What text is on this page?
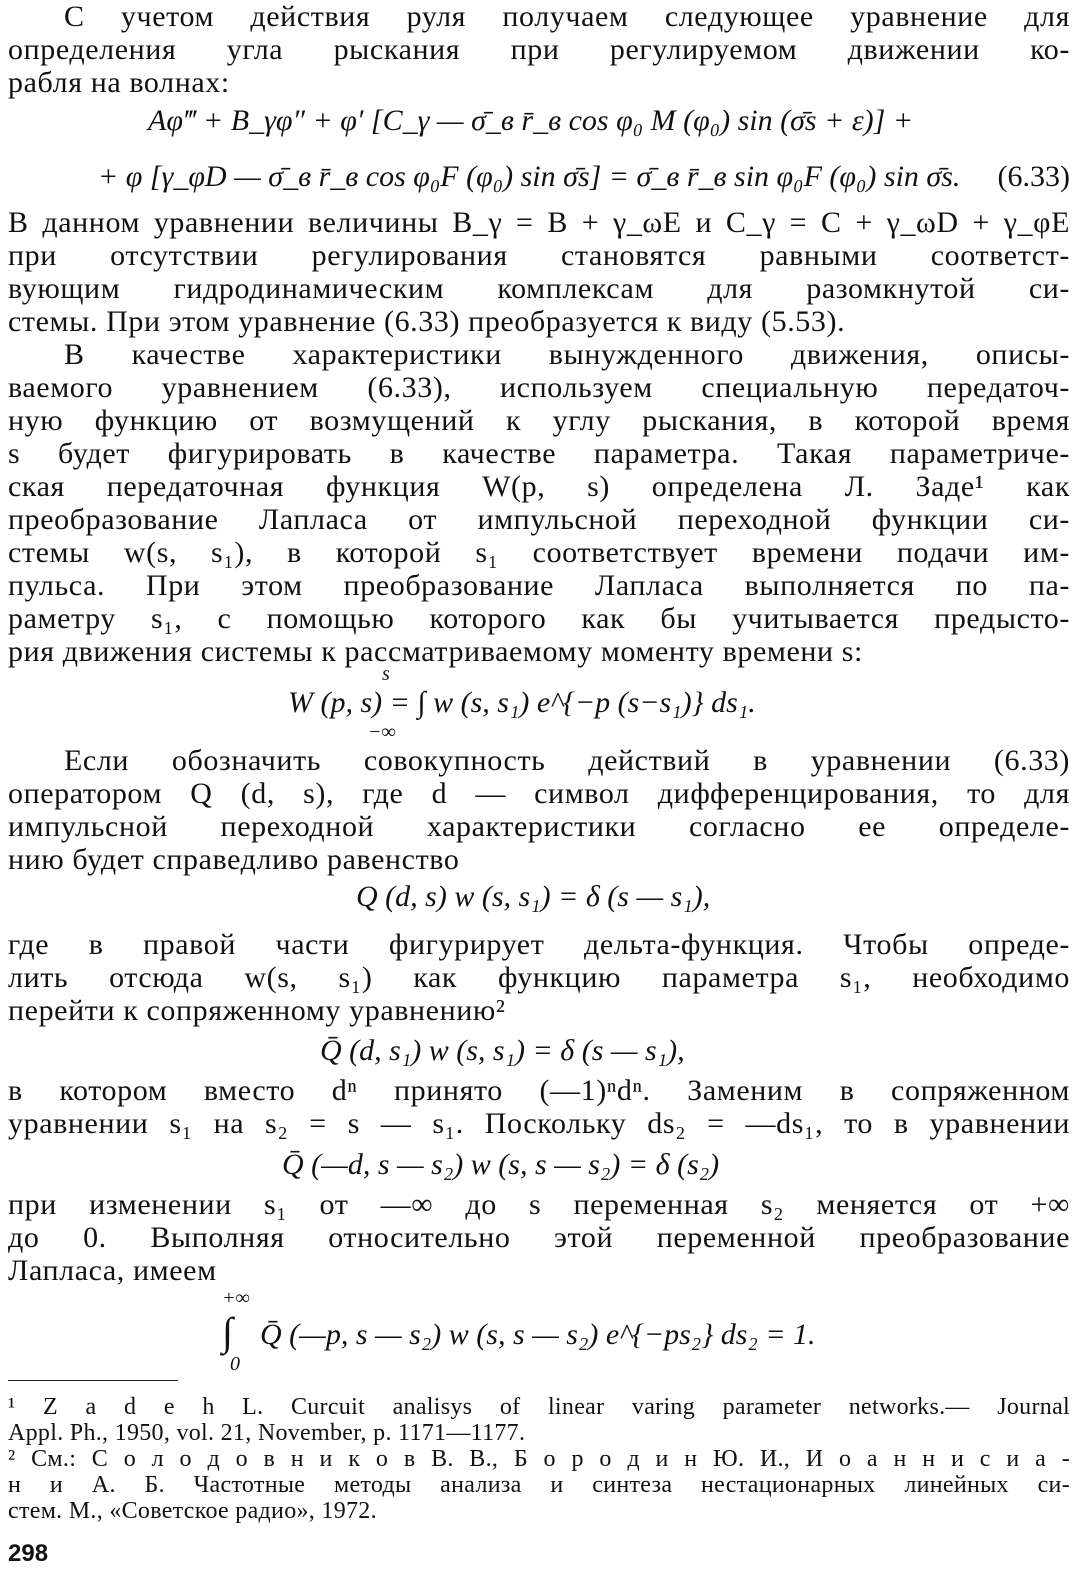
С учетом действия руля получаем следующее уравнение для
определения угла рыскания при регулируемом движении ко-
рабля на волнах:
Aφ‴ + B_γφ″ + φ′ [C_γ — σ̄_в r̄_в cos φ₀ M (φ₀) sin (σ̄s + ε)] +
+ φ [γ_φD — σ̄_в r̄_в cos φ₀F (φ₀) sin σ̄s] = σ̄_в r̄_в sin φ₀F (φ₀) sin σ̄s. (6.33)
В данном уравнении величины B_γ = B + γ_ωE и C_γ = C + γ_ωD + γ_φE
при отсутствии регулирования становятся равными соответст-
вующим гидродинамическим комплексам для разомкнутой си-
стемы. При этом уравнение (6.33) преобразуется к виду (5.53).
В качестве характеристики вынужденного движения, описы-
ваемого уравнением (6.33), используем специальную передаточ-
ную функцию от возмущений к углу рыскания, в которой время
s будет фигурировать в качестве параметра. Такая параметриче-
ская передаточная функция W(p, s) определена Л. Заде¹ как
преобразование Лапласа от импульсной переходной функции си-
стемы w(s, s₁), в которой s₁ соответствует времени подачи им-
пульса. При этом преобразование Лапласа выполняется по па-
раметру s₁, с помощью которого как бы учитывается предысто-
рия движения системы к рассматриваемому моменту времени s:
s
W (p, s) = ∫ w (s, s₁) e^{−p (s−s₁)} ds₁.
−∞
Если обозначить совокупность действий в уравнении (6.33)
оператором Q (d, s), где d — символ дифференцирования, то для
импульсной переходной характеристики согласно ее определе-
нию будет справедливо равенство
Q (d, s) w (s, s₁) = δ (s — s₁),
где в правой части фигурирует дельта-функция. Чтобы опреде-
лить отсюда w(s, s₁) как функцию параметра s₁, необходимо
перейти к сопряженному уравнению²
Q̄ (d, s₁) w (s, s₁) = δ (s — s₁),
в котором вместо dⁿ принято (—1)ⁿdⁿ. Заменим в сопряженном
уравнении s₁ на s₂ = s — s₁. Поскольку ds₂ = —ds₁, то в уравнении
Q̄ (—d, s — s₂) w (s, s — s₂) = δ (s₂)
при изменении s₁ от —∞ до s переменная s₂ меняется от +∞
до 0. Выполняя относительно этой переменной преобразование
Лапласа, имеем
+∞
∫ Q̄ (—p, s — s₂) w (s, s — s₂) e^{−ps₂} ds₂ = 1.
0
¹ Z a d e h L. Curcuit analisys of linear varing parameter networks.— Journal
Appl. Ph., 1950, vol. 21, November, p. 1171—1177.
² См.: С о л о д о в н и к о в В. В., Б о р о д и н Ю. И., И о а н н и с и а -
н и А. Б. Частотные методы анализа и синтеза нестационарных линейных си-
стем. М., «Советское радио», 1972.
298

+ + + +

## Exercise aim
Show all lines from the listing above in which "этом" appears.

## Exercise response
стемы. При этом уравнение (6.33) преобразуется к виду (5.53).
пульса. При этом преобразование Лапласа выполняется по па-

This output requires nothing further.